Data in this exercise:
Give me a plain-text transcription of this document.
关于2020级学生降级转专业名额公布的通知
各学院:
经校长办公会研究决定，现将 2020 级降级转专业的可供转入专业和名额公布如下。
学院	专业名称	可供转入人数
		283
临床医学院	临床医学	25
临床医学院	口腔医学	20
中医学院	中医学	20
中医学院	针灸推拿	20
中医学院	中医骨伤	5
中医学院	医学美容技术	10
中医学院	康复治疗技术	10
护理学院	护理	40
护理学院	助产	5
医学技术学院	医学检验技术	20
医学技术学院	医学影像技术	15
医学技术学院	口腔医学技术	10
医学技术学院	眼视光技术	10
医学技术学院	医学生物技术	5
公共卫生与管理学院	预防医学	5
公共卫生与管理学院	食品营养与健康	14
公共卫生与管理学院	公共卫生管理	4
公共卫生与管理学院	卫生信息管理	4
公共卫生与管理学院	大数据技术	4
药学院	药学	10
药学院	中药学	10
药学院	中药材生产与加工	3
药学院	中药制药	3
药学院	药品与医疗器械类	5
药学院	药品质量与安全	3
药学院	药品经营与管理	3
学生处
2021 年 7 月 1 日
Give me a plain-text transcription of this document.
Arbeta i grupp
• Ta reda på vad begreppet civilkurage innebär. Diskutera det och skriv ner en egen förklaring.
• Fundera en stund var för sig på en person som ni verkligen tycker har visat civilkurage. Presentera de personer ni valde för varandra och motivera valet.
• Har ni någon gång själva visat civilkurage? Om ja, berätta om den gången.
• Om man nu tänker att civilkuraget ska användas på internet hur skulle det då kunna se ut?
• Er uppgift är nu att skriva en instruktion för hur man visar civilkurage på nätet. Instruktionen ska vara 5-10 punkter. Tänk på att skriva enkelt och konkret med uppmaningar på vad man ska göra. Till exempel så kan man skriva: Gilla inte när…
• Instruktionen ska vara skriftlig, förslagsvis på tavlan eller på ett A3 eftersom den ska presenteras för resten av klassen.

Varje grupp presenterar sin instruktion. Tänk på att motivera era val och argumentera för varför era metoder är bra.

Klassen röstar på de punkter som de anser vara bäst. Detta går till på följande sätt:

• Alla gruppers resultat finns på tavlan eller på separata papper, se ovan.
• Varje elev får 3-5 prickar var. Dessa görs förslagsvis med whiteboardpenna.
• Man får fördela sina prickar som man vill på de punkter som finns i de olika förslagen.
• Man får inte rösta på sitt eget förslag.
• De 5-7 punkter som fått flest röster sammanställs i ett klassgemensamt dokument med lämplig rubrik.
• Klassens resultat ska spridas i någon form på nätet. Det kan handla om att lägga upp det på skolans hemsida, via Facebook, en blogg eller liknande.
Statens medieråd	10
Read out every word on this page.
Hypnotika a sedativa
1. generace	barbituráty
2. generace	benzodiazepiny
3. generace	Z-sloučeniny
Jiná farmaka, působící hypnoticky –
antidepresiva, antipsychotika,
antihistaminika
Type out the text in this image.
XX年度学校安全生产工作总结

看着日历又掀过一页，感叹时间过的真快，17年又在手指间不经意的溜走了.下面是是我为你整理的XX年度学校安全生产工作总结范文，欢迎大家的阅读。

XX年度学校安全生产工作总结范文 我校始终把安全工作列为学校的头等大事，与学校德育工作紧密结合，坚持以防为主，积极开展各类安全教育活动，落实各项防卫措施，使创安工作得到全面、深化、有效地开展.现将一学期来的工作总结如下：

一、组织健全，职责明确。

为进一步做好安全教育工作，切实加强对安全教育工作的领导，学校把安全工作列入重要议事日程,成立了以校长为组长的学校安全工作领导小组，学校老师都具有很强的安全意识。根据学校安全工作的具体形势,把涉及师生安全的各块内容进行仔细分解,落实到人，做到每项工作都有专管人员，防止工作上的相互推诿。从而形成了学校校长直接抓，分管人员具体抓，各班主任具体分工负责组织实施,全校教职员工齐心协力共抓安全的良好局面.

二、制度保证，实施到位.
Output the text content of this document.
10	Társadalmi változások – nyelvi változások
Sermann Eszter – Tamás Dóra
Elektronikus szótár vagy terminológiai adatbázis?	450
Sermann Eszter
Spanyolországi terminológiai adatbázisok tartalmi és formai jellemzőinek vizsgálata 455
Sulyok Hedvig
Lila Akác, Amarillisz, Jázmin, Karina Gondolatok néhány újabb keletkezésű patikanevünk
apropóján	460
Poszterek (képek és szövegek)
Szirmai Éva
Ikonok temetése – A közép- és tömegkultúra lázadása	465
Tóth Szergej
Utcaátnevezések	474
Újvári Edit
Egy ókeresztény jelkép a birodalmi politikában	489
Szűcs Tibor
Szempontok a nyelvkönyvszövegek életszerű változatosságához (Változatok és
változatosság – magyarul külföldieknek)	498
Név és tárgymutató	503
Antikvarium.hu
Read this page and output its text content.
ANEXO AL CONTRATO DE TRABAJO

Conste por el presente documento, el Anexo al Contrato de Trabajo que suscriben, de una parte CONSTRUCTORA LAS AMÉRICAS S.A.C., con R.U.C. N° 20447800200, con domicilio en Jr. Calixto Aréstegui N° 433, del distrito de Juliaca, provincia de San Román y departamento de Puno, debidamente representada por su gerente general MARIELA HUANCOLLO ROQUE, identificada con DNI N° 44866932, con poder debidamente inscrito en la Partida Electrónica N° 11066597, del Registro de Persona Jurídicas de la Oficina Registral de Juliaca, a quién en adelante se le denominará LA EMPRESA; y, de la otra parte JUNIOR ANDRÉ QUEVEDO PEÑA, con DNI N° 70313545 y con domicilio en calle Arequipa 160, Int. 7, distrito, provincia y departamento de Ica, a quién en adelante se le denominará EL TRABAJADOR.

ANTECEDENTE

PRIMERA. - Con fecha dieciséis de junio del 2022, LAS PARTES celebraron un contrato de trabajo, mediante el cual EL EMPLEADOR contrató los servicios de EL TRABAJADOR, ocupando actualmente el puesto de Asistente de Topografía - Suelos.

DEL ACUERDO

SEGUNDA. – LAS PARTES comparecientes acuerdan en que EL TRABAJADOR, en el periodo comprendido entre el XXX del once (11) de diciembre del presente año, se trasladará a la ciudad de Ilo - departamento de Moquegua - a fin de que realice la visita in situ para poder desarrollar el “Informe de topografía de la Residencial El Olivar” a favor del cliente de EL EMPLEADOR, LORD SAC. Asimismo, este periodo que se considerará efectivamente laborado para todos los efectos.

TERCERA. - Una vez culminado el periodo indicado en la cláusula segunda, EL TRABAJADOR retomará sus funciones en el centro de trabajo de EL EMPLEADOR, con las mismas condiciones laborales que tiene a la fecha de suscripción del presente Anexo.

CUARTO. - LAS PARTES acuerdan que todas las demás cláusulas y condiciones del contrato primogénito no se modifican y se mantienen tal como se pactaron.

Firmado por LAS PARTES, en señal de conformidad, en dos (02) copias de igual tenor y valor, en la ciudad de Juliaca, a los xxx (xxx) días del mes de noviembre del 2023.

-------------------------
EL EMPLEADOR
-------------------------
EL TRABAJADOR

Objective: In how many lines does the word "Varje" appear? Respond with the number alone.

Exercise result: 2